- Coat of arms
- Interactive map of Gmina Trzebiatów
- Coordinates (Trzebiatów): 54°3′26″N 15°16′43″E﻿ / ﻿54.05722°N 15.27861°E
- Country: Poland
- Voivodeship: West Pomeranian
- County: Gryfice
- Seat: Trzebiatów

Area
- • Total: 225.44 km^{2} (87.04 sq mi)

Population (2006)
- • Total: 16,803
- • Density: 74.534/km^{2} (193.04/sq mi)
- • Urban: 10,113
- • Rural: 6,690
- Website: http://www.trzebiatow.pl/

= Gmina Trzebiatów =

Gmina Trzebiatów is an urban-rural gmina (administrative district) in Gryfice County, West Pomeranian Voivodeship, in northwestern Poland. Its seat is the town of Trzebiatów, which lies approximately 17 km north of Gryfice and 85 km northeast of the regional capital, Szczecin.

The gmina covers an area of 225.44 km2, and as of 2006 its total population was 16,803 (out of which the population of Trzebiatów amounted to 10,113, and the population of the rural part of the gmina was 6,690).

EXERCISE: Write what comes next in the article on Gmina Trzebiatów, picking up right after its last sentence. The rows that come next have nothing to do with this.

SUPPLIED RECORDS:

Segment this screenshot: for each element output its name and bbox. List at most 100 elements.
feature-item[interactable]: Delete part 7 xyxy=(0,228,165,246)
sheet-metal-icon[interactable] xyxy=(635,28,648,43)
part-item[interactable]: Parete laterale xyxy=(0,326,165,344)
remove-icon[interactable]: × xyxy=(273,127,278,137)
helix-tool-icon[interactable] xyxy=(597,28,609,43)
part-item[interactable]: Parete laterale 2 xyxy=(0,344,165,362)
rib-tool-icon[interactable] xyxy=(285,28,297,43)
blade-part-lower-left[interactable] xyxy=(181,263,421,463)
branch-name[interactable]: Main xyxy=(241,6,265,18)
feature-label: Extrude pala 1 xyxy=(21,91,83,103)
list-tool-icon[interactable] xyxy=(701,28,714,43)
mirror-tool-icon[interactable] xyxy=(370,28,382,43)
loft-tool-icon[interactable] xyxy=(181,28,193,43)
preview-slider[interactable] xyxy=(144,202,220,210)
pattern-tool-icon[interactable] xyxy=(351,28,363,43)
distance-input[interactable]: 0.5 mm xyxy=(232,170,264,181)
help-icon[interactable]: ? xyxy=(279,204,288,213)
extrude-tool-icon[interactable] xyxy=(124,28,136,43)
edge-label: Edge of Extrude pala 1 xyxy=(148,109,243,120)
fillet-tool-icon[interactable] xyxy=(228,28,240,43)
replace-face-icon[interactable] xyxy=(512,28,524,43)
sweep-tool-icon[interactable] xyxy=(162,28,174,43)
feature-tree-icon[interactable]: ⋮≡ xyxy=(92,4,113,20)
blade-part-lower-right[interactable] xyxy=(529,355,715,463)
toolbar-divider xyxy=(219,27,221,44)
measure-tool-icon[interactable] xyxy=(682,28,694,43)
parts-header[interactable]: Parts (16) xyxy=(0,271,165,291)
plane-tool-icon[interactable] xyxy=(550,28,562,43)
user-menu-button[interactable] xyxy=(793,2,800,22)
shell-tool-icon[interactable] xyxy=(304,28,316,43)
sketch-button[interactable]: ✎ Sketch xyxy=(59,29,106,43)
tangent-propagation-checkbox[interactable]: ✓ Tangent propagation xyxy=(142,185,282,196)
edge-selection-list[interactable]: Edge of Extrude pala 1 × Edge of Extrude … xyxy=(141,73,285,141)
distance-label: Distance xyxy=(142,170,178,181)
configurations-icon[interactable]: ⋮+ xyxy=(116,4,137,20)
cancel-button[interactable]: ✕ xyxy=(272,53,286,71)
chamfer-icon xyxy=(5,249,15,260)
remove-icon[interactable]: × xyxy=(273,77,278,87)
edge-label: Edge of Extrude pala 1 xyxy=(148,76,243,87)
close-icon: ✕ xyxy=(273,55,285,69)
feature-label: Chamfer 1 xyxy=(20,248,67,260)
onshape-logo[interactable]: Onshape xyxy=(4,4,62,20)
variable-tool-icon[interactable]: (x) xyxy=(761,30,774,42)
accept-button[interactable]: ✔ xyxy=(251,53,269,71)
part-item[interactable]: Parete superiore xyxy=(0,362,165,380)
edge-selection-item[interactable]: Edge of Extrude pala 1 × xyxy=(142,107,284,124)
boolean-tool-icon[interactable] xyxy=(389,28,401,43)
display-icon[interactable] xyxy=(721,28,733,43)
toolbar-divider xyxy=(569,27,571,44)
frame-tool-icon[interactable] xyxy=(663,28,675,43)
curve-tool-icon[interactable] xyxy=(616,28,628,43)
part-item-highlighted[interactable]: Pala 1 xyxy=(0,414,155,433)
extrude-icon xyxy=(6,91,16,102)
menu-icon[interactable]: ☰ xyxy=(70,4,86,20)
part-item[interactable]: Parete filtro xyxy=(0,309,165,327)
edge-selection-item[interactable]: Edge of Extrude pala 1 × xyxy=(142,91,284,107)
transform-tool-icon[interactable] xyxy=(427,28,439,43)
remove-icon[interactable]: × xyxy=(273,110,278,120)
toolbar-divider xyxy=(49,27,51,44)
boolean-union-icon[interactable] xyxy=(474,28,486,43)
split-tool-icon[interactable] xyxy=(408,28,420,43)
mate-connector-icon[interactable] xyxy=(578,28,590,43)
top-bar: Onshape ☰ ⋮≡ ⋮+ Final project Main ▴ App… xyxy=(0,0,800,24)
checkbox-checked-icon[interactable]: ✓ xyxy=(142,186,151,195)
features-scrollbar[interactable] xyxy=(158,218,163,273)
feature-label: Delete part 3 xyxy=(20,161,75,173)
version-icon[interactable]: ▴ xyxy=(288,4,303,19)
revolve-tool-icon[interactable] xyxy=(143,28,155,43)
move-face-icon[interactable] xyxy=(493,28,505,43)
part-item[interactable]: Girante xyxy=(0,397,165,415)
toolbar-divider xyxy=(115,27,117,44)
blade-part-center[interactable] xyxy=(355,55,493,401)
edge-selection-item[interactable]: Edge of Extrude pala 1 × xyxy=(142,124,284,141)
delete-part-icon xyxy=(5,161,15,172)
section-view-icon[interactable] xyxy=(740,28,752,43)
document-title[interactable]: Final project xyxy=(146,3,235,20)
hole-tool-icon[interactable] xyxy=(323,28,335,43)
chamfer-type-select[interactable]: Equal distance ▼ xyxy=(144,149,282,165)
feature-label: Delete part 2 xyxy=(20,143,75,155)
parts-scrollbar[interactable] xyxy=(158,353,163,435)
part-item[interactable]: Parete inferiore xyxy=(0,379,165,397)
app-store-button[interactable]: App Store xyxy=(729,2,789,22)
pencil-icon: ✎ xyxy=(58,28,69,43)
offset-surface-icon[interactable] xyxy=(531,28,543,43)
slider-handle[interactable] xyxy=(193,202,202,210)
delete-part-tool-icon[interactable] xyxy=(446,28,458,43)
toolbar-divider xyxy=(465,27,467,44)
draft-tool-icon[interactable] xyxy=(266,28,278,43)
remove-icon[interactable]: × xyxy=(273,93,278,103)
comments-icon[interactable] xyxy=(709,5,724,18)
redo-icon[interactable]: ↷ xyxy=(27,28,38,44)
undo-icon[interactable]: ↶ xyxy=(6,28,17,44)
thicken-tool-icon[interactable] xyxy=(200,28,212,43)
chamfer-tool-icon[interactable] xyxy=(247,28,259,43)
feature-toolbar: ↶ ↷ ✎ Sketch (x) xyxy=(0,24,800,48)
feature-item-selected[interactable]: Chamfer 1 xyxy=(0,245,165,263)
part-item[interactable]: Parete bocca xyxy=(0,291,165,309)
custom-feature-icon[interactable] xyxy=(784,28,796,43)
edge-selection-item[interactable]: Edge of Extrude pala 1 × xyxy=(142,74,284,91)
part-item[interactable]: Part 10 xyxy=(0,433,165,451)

EXPECTED ANSWER:
==Villages==
Apart from the town of Trzebiatów, the gmina contains the villages and settlements of Bieczynko, Bieczyno, Chełm Gryficki, Chomętowo, Gąbin, Gołańcz Pomorska, Gorzysław, Gosław, Kłodkowo, Lewice, Mirosławice, Mrzeżyno, Nowielice, Paliczyno, Roby, Rogowo, Rogozina, Sadlenko, Sadlno, Siemidarżno, Trzebusz, Wlewo, Włodarka and Zapolice.

== Neighbouring gminas ==
Gmina Trzebiatów is bordered by the gminas of Brojce, Gryfice, Karnice, Kołobrzeg, Rewal, Rymań, and Siemyśl.